*Records supplied*
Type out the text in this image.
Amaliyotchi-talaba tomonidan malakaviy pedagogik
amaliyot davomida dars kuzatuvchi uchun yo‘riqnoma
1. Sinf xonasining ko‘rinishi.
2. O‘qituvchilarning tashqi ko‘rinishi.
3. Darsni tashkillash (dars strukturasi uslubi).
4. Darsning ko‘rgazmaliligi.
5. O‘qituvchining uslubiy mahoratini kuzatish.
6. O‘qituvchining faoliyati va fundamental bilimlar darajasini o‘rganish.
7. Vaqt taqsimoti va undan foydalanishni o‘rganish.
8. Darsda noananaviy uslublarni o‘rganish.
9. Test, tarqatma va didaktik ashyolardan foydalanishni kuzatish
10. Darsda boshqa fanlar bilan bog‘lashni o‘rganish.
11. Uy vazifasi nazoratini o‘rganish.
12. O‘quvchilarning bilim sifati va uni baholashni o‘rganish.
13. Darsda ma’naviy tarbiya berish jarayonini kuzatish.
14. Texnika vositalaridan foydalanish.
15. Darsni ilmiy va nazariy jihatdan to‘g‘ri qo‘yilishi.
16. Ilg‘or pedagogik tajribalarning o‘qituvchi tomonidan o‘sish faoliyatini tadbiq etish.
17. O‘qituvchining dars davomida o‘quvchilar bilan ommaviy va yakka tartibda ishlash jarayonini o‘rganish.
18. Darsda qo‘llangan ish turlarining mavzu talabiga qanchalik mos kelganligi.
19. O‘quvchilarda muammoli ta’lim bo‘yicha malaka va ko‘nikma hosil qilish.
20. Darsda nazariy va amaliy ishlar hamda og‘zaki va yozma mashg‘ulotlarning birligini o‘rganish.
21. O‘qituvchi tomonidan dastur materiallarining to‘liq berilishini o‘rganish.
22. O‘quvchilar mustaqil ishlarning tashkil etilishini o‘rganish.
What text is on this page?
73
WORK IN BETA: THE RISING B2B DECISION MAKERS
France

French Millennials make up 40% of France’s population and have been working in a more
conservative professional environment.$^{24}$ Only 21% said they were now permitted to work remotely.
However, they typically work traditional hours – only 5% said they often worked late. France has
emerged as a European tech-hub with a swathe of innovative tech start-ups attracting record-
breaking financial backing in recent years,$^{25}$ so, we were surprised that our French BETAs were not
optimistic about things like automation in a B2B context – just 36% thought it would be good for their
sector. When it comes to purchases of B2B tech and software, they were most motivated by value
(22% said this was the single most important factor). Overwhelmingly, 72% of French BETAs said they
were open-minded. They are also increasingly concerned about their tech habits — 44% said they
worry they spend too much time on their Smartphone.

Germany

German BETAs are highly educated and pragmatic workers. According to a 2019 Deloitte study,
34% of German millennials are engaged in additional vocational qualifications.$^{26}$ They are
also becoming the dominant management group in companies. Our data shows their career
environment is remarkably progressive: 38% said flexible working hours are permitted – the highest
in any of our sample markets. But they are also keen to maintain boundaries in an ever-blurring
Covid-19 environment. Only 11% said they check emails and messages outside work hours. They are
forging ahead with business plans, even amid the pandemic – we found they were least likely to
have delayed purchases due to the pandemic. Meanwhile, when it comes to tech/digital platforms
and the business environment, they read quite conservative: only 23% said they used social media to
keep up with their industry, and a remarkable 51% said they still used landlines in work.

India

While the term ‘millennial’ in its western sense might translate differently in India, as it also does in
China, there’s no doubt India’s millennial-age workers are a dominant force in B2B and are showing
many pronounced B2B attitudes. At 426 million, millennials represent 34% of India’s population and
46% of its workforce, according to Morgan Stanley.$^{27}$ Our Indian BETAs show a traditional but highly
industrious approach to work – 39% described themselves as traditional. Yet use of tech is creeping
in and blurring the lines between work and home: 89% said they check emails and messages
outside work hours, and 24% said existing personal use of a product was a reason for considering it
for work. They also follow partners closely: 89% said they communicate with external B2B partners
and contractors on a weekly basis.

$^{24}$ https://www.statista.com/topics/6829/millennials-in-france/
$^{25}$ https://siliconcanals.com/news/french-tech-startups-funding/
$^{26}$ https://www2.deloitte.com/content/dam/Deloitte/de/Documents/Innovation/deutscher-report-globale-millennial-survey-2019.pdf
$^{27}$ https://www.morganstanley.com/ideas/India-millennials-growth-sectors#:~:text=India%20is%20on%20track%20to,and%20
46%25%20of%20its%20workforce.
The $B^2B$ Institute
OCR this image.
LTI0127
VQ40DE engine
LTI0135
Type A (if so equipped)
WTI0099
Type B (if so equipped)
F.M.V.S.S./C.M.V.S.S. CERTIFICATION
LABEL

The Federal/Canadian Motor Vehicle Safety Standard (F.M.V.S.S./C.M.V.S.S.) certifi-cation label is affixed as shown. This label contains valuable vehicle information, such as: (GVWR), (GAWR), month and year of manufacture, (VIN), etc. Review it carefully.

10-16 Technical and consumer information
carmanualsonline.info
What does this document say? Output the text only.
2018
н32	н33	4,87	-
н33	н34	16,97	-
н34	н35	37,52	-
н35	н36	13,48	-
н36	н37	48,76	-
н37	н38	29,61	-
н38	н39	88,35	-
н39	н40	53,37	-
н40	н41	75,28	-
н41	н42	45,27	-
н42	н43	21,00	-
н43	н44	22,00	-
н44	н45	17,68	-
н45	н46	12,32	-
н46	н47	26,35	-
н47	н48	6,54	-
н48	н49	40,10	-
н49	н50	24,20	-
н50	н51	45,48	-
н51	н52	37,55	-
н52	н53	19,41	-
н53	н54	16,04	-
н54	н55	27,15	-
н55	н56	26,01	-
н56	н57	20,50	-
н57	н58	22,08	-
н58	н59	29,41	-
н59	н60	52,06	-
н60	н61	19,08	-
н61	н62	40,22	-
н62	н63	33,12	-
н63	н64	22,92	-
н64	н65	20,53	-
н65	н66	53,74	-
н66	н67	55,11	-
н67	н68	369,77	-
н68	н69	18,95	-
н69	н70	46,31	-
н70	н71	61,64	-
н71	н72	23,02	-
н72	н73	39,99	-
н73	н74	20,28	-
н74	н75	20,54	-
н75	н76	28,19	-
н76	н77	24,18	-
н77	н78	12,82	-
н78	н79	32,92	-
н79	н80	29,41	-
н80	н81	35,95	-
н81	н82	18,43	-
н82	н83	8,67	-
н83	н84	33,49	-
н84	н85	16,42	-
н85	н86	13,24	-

*Required work*
Please quote the data above in full, with no line missing.

*Correct answer*
Type out the text in this image.
Amaliyotchi-talaba tomonidan malakaviy pedagogik
amaliyot davomida dars kuzatuvchi uchun yo‘riqnoma
1. Sinf xonasining ko‘rinishi.
2. O‘qituvchilarning tashqi ko‘rinishi.
3. Darsni tashkillash (dars strukturasi uslubi).
4. Darsning ko‘rgazmaliligi.
5. O‘qituvchining uslubiy mahoratini kuzatish.
6. O‘qituvchining faoliyati va fundamental bilimlar darajasini o‘rganish.
7. Vaqt taqsimoti va undan foydalanishni o‘rganish.
8. Darsda noananaviy uslublarni o‘rganish.
9. Test, tarqatma va didaktik ashyolardan foydalanishni kuzatish
10. Darsda boshqa fanlar bilan bog‘lashni o‘rganish.
11. Uy vazifasi nazoratini o‘rganish.
12. O‘quvchilarning bilim sifati va uni baholashni o‘rganish.
13. Darsda ma’naviy tarbiya berish jarayonini kuzatish.
14. Texnika vositalaridan foydalanish.
15. Darsni ilmiy va nazariy jihatdan to‘g‘ri qo‘yilishi.
16. Ilg‘or pedagogik tajribalarning o‘qituvchi tomonidan o‘sish faoliyatini tadbiq etish.
17. O‘qituvchining dars davomida o‘quvchilar bilan ommaviy va yakka tartibda ishlash jarayonini o‘rganish.
18. Darsda qo‘llangan ish turlarining mavzu talabiga qanchalik mos kelganligi.
19. O‘quvchilarda muammoli ta’lim bo‘yicha malaka va ko‘nikma hosil qilish.
20. Darsda nazariy va amaliy ishlar hamda og‘zaki va yozma mashg‘ulotlarning birligini o‘rganish.
21. O‘qituvchi tomonidan dastur materiallarining to‘liq berilishini o‘rganish.
22. O‘quvchilar mustaqil ishlarning tashkil etilishini o‘rganish.
What text is on this page?
73
WORK IN BETA: THE RISING B2B DECISION MAKERS
France

French Millennials make up 40% of France’s population and have been working in a more
conservative professional environment.$^{24}$ Only 21% said they were now permitted to work remotely.
However, they typically work traditional hours – only 5% said they often worked late. France has
emerged as a European tech-hub with a swathe of innovative tech start-ups attracting record-
breaking financial backing in recent years,$^{25}$ so, we were surprised that our French BETAs were not
optimistic about things like automation in a B2B context – just 36% thought it would be good for their
sector. When it comes to purchases of B2B tech and software, they were most motivated by value
(22% said this was the single most important factor). Overwhelmingly, 72% of French BETAs said they
were open-minded. They are also increasingly concerned about their tech habits — 44% said they
worry they spend too much time on their Smartphone.

Germany

German BETAs are highly educated and pragmatic workers. According to a 2019 Deloitte study,
34% of German millennials are engaged in additional vocational qualifications.$^{26}$ They are
also becoming the dominant management group in companies. Our data shows their career
environment is remarkably progressive: 38% said flexible working hours are permitted – the highest
in any of our sample markets. But they are also keen to maintain boundaries in an ever-blurring
Covid-19 environment. Only 11% said they check emails and messages outside work hours. They are
forging ahead with business plans, even amid the pandemic – we found they were least likely to
have delayed purchases due to the pandemic. Meanwhile, when it comes to tech/digital platforms
and the business environment, they read quite conservative: only 23% said they used social media to
keep up with their industry, and a remarkable 51% said they still used landlines in work.

India

While the term ‘millennial’ in its western sense might translate differently in India, as it also does in
China, there’s no doubt India’s millennial-age workers are a dominant force in B2B and are showing
many pronounced B2B attitudes. At 426 million, millennials represent 34% of India’s population and
46% of its workforce, according to Morgan Stanley.$^{27}$ Our Indian BETAs show a traditional but highly
industrious approach to work – 39% described themselves as traditional. Yet use of tech is creeping
in and blurring the lines between work and home: 89% said they check emails and messages
outside work hours, and 24% said existing personal use of a product was a reason for considering it
for work. They also follow partners closely: 89% said they communicate with external B2B partners
and contractors on a weekly basis.

$^{24}$ https://www.statista.com/topics/6829/millennials-in-france/
$^{25}$ https://siliconcanals.com/news/french-tech-startups-funding/
$^{26}$ https://www2.deloitte.com/content/dam/Deloitte/de/Documents/Innovation/deutscher-report-globale-millennial-survey-2019.pdf
$^{27}$ https://www.morganstanley.com/ideas/India-millennials-growth-sectors#:~:text=India%20is%20on%20track%20to,and%20
46%25%20of%20its%20workforce.
The $B^2B$ Institute
OCR this image.
LTI0127
VQ40DE engine
LTI0135
Type A (if so equipped)
WTI0099
Type B (if so equipped)
F.M.V.S.S./C.M.V.S.S. CERTIFICATION
LABEL

The Federal/Canadian Motor Vehicle Safety Standard (F.M.V.S.S./C.M.V.S.S.) certifi-cation label is affixed as shown. This label contains valuable vehicle information, such as: (GVWR), (GAWR), month and year of manufacture, (VIN), etc. Review it carefully.

10-16 Technical and consumer information
carmanualsonline.info
What does this document say? Output the text only.
2018
н32	н33	4,87	-
н33	н34	16,97	-
н34	н35	37,52	-
н35	н36	13,48	-
н36	н37	48,76	-
н37	н38	29,61	-
н38	н39	88,35	-
н39	н40	53,37	-
н40	н41	75,28	-
н41	н42	45,27	-
н42	н43	21,00	-
н43	н44	22,00	-
н44	н45	17,68	-
н45	н46	12,32	-
н46	н47	26,35	-
н47	н48	6,54	-
н48	н49	40,10	-
н49	н50	24,20	-
н50	н51	45,48	-
н51	н52	37,55	-
н52	н53	19,41	-
н53	н54	16,04	-
н54	н55	27,15	-
н55	н56	26,01	-
н56	н57	20,50	-
н57	н58	22,08	-
н58	н59	29,41	-
н59	н60	52,06	-
н60	н61	19,08	-
н61	н62	40,22	-
н62	н63	33,12	-
н63	н64	22,92	-
н64	н65	20,53	-
н65	н66	53,74	-
н66	н67	55,11	-
н67	н68	369,77	-
н68	н69	18,95	-
н69	н70	46,31	-
н70	н71	61,64	-
н71	н72	23,02	-
н72	н73	39,99	-
н73	н74	20,28	-
н74	н75	20,54	-
н75	н76	28,19	-
н76	н77	24,18	-
н77	н78	12,82	-
н78	н79	32,92	-
н79	н80	29,41	-
н80	н81	35,95	-
н81	н82	18,43	-
н82	н83	8,67	-
н83	н84	33,49	-
н84	н85	16,42	-
н85	н86	13,24	-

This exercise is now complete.